Records to process »
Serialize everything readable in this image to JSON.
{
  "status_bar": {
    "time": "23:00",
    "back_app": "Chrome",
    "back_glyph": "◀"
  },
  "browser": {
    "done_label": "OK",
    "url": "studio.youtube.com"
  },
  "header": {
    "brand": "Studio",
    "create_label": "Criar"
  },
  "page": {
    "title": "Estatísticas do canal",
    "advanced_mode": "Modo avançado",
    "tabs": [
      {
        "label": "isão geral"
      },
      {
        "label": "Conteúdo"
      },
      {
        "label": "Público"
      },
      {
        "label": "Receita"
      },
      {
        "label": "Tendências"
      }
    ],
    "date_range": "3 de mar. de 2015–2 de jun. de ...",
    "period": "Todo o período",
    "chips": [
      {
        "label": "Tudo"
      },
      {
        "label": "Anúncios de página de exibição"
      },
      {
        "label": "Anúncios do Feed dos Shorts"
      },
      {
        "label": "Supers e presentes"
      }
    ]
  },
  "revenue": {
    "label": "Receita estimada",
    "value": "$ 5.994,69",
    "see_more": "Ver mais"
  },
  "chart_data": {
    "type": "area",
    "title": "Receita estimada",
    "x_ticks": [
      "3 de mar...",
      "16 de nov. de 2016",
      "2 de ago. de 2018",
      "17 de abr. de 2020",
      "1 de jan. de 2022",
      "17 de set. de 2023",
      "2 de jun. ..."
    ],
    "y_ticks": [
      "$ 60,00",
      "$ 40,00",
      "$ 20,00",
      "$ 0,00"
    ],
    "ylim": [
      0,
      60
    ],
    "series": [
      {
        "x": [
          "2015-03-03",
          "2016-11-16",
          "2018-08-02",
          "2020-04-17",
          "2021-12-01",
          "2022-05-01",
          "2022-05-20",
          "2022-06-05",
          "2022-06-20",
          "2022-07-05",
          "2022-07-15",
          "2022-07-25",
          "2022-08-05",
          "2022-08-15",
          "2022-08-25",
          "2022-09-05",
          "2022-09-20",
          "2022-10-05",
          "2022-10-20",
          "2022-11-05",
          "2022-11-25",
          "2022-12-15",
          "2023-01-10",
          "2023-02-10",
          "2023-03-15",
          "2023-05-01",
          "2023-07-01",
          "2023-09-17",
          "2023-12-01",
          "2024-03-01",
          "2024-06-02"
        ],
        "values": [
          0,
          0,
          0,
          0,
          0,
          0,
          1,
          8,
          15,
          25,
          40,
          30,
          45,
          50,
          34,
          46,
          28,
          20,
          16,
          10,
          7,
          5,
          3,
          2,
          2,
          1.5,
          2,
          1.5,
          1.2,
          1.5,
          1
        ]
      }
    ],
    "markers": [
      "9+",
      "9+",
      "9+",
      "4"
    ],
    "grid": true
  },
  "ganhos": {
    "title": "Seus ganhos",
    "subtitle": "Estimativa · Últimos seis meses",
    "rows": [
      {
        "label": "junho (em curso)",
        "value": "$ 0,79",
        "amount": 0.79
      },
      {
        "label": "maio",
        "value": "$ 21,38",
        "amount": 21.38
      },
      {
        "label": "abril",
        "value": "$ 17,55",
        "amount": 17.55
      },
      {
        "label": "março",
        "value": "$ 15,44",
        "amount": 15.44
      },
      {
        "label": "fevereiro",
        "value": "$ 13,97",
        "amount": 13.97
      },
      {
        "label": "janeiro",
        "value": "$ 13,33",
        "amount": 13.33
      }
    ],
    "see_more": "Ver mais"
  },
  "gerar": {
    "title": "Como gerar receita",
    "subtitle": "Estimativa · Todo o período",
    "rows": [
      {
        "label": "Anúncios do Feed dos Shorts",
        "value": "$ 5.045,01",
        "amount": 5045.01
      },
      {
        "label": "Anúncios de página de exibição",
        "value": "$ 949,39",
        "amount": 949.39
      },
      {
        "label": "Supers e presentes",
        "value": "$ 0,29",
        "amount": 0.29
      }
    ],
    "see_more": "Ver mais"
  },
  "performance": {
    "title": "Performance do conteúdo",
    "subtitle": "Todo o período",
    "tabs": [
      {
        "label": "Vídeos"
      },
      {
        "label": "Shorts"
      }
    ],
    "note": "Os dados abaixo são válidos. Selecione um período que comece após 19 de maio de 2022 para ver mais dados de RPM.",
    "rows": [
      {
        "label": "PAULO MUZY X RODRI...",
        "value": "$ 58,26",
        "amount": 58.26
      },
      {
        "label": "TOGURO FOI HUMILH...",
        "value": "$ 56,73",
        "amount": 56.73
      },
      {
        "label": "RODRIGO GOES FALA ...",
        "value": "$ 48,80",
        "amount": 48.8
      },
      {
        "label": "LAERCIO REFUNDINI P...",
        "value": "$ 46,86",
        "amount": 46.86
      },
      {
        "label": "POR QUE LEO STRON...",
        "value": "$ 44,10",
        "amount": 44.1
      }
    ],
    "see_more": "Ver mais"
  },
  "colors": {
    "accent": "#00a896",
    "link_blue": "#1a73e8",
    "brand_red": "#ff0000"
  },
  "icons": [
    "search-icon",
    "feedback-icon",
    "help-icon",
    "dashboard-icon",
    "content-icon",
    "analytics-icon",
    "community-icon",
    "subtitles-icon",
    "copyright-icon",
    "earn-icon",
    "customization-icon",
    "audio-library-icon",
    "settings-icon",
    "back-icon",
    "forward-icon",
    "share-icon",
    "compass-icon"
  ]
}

Task prompt »
Scan the material above. Copy each line that holds the word "Estimativa".

Answer for this exercise »
    "subtitle": "Estimativa · Últimos seis meses",
    "subtitle": "Estimativa · Todo o período",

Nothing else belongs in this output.